Figure dataset records:
----------

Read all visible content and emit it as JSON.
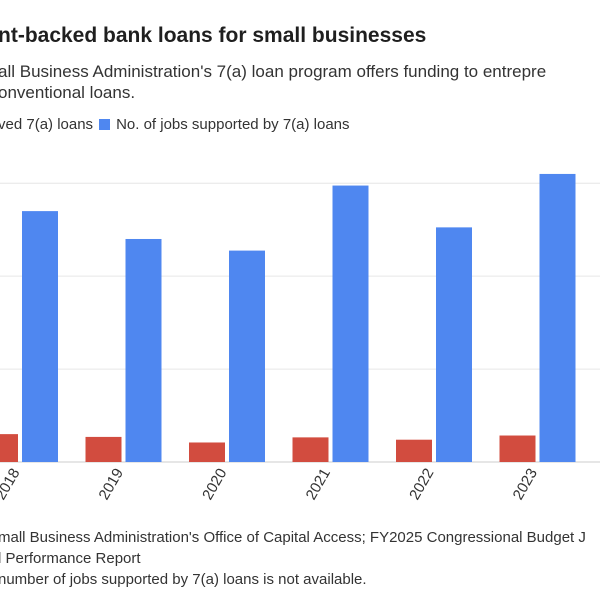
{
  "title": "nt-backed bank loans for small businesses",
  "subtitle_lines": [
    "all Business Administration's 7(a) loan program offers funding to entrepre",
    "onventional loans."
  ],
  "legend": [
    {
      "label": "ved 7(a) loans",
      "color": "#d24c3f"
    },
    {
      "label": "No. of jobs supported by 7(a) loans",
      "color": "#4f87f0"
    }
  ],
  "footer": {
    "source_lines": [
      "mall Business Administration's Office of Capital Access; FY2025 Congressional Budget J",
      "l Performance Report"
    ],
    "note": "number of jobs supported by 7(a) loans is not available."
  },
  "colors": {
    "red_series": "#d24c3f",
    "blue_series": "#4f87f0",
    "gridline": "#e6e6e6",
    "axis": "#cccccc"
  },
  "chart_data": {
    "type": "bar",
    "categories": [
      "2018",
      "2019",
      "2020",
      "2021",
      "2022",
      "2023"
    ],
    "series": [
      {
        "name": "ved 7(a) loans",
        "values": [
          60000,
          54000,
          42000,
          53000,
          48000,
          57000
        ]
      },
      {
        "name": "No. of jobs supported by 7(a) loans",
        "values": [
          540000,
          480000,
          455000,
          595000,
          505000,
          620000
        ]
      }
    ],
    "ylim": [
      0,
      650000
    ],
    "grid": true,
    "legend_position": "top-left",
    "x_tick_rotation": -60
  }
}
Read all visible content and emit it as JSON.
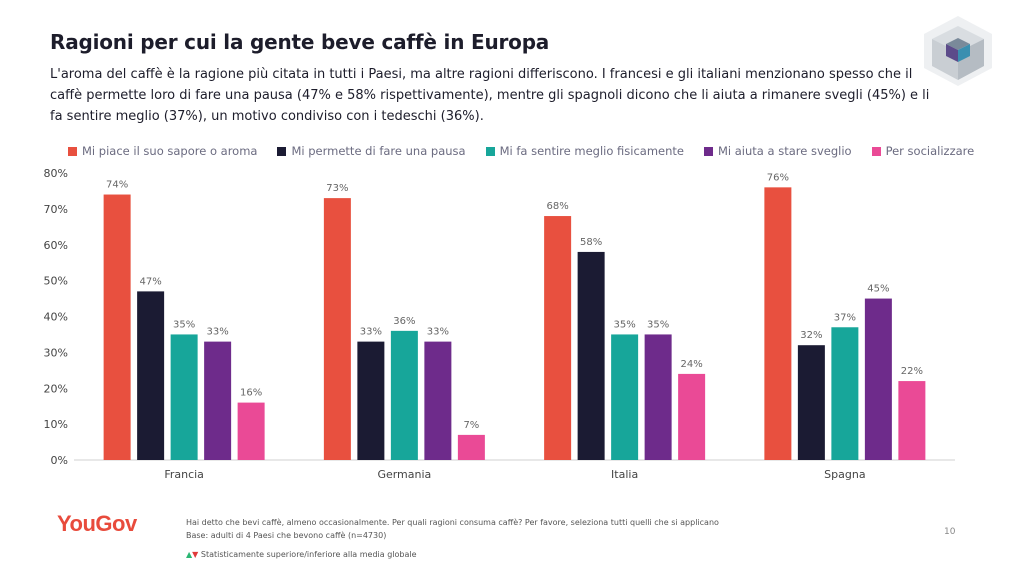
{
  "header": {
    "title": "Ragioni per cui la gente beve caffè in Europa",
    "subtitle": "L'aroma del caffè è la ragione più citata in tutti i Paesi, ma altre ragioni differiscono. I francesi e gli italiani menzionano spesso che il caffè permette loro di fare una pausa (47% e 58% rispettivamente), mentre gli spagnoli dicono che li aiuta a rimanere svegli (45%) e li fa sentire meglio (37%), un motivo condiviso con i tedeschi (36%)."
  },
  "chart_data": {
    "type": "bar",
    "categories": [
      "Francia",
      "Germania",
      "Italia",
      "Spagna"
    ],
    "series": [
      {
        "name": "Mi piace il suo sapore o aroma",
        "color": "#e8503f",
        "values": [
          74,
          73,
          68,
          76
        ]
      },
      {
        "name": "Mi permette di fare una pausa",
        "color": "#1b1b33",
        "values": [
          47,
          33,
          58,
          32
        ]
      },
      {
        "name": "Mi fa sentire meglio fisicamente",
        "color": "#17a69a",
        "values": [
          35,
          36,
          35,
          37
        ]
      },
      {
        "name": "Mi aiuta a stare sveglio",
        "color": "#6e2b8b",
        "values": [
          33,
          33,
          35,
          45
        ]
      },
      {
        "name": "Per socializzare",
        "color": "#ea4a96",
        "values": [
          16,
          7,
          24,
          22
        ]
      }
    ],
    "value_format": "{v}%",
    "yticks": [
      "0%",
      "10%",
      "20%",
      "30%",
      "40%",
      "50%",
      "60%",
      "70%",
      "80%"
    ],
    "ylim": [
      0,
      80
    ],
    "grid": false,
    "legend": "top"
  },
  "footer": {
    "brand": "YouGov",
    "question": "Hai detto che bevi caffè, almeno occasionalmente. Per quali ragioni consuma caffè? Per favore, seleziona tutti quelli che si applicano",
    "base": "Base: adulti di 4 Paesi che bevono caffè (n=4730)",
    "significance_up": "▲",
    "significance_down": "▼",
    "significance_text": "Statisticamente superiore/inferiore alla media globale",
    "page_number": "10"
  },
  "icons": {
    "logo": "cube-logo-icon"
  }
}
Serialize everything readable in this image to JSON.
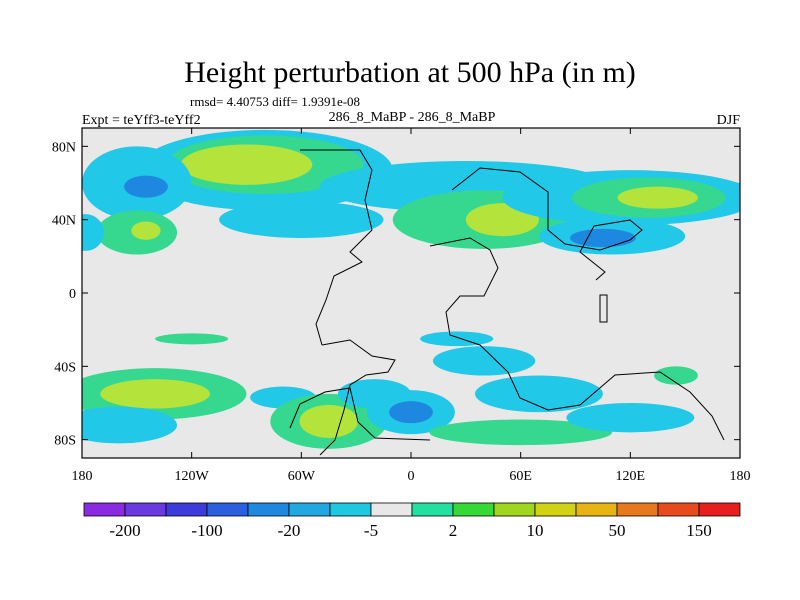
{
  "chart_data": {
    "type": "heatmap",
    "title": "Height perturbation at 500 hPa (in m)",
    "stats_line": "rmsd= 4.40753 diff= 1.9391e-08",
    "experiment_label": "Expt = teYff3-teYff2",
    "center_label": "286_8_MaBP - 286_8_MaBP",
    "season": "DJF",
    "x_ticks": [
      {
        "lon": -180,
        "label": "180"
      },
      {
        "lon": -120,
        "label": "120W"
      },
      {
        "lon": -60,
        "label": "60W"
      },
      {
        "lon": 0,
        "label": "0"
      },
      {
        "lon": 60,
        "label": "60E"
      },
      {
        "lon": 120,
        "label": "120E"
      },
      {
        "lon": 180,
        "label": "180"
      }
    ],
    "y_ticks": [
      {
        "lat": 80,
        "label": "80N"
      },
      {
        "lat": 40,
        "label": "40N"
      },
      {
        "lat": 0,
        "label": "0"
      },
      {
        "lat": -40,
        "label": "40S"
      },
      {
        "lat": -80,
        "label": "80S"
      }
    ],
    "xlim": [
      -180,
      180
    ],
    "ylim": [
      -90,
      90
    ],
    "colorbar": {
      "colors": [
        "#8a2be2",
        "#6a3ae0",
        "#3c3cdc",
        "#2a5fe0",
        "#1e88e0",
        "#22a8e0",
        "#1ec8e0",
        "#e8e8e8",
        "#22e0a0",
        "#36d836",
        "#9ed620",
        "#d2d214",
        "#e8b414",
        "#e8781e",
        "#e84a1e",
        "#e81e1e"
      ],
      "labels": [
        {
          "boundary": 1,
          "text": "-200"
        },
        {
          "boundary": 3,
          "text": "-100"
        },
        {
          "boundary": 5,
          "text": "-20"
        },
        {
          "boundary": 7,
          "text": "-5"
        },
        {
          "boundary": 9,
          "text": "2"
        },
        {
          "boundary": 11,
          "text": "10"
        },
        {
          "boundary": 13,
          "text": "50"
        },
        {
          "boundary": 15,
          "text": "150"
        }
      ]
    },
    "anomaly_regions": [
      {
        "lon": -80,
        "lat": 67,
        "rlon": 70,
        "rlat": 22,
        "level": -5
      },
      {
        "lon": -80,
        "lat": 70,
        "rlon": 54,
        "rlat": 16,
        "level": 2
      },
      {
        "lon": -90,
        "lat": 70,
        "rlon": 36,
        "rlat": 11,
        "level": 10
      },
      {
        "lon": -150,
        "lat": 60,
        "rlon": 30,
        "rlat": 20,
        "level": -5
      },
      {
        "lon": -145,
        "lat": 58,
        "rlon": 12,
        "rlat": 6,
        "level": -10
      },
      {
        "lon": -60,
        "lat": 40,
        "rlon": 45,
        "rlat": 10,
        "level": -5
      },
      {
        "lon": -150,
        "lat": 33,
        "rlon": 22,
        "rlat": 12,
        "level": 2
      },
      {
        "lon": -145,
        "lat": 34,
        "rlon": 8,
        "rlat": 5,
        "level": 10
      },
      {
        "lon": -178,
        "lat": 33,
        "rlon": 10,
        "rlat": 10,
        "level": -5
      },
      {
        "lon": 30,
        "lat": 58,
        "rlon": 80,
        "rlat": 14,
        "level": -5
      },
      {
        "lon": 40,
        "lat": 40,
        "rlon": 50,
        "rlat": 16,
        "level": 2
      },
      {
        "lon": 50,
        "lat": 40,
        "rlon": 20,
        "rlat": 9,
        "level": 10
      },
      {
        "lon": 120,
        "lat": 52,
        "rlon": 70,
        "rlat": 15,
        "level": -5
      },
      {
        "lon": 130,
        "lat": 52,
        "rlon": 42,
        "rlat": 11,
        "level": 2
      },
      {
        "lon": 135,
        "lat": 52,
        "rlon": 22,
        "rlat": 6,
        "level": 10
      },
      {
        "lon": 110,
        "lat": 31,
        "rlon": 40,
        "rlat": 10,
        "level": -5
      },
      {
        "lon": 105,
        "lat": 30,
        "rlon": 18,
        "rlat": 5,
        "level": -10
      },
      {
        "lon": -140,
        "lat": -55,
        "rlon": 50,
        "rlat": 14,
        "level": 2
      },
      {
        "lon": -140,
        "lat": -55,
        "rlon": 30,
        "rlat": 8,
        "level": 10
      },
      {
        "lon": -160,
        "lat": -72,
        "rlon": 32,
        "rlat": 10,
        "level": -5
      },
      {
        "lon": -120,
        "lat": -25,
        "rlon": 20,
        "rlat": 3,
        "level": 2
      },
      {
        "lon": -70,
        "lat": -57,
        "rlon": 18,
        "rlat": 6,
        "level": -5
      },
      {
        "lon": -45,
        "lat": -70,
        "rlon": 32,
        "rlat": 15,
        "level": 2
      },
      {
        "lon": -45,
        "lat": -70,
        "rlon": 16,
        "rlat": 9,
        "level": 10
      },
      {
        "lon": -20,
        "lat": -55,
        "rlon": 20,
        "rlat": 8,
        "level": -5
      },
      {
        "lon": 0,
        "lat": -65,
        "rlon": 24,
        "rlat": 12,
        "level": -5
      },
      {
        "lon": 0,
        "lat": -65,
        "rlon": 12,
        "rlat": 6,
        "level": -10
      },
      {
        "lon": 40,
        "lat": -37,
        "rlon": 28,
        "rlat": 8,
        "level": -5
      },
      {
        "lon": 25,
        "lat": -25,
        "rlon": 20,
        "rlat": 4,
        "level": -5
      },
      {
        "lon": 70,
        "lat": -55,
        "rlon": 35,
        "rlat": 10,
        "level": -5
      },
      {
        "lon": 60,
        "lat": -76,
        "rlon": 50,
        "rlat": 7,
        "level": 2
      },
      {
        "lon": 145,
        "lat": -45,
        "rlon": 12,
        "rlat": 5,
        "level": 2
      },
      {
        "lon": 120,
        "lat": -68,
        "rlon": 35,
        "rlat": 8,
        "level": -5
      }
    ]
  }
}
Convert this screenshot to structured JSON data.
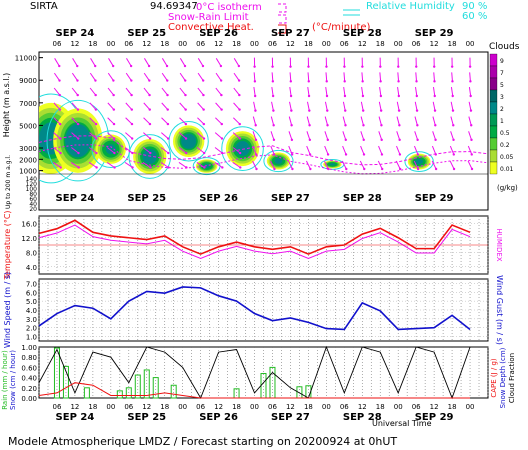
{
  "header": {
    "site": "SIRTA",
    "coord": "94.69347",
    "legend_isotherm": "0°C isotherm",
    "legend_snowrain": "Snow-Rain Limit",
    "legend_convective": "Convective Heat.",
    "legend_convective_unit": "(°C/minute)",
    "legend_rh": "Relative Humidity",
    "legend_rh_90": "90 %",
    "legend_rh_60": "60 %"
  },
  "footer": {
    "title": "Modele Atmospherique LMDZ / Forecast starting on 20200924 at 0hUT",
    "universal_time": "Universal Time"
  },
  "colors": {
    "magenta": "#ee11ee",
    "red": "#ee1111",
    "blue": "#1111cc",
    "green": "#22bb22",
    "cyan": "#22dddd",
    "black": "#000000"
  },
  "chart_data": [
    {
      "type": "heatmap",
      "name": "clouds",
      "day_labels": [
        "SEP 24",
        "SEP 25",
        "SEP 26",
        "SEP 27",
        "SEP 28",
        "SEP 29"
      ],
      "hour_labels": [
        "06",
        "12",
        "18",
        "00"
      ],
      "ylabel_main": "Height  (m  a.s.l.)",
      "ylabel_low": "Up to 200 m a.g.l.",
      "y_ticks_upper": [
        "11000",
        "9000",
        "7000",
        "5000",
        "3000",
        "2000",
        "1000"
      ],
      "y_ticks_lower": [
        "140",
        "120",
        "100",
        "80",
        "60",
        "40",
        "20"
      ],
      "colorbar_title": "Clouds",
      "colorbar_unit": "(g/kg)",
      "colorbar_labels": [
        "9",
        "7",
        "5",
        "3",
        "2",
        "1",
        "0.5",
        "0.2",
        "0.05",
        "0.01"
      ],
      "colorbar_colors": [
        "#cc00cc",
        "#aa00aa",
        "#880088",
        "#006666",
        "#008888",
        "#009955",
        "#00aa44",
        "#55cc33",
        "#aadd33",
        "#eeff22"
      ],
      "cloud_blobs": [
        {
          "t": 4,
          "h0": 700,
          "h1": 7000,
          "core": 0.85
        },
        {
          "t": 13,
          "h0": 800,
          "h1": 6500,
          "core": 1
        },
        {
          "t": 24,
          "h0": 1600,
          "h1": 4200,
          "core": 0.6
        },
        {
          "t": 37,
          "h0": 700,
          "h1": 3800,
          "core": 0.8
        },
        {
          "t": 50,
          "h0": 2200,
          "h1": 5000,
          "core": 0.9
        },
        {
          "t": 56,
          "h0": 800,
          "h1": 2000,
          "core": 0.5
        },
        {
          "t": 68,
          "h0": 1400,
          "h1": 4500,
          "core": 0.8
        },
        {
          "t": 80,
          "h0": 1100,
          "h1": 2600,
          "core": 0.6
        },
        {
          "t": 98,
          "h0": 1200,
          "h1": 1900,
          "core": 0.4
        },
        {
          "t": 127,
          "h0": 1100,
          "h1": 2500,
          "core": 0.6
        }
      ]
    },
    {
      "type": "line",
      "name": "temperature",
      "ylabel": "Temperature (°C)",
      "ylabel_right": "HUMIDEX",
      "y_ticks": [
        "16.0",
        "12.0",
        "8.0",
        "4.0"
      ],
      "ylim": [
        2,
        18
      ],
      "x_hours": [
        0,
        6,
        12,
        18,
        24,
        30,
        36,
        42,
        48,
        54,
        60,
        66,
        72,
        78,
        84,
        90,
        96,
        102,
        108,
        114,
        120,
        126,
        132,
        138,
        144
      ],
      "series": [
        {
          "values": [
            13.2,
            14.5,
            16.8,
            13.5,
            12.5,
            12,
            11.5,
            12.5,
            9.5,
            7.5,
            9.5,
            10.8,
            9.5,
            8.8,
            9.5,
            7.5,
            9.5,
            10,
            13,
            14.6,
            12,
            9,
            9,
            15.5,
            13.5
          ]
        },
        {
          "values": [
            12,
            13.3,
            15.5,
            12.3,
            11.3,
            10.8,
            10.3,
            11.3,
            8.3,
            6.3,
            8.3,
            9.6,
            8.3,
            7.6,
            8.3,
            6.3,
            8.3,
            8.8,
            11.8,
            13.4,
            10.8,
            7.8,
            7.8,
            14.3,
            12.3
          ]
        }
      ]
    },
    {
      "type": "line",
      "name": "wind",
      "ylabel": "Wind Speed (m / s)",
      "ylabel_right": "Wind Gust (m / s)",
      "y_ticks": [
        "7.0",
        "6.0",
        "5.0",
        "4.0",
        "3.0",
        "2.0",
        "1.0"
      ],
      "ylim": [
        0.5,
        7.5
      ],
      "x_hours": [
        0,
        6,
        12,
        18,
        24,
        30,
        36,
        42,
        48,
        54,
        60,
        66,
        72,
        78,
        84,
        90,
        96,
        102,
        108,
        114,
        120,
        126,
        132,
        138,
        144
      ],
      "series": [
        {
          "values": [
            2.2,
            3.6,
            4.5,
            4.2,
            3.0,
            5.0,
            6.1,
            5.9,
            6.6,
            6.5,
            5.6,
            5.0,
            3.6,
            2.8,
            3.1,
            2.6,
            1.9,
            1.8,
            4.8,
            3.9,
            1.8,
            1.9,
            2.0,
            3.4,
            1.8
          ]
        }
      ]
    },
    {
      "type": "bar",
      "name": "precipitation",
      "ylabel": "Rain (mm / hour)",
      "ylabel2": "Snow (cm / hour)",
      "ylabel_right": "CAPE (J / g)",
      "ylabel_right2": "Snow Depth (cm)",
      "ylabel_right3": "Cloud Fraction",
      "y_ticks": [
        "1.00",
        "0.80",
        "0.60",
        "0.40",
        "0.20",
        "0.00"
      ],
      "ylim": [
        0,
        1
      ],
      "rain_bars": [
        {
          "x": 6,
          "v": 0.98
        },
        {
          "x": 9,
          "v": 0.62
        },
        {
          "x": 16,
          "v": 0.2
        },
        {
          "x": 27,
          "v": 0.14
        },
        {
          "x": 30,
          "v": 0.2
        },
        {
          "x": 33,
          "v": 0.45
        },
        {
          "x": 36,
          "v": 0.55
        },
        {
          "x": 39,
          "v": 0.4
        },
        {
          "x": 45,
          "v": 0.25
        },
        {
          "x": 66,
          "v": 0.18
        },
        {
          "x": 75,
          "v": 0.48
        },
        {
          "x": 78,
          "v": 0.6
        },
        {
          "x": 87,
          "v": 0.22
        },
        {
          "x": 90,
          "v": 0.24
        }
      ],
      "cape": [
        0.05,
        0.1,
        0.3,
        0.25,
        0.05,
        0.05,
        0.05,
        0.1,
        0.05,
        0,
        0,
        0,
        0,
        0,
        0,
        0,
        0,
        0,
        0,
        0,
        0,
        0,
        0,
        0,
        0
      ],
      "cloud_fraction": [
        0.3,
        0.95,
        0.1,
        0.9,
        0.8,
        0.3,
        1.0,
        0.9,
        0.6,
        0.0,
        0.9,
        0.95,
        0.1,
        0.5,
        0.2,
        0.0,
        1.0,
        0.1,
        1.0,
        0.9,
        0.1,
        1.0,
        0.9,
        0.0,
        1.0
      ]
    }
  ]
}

----------

• [PROBLEM REQUIREMENTS] From the data above, gather every line that includes the word "pausa".

• [TASK OUTPUT]
    "subtitle": "L'aroma del caffè è la ragione più citata in tutti i Paesi, ma altre ragioni differiscono. I francesi e gli italiani menzionano spesso che il caffè permette loro di fare una pausa (47% e 58% rispettivamente), mentre gli spagnoli dicono che li aiuta a rimanere svegli (45%) e li fa sentire meglio (37%), un motivo condiviso con i tedeschi (36%)."
        "name": "Mi permette di fare una pausa",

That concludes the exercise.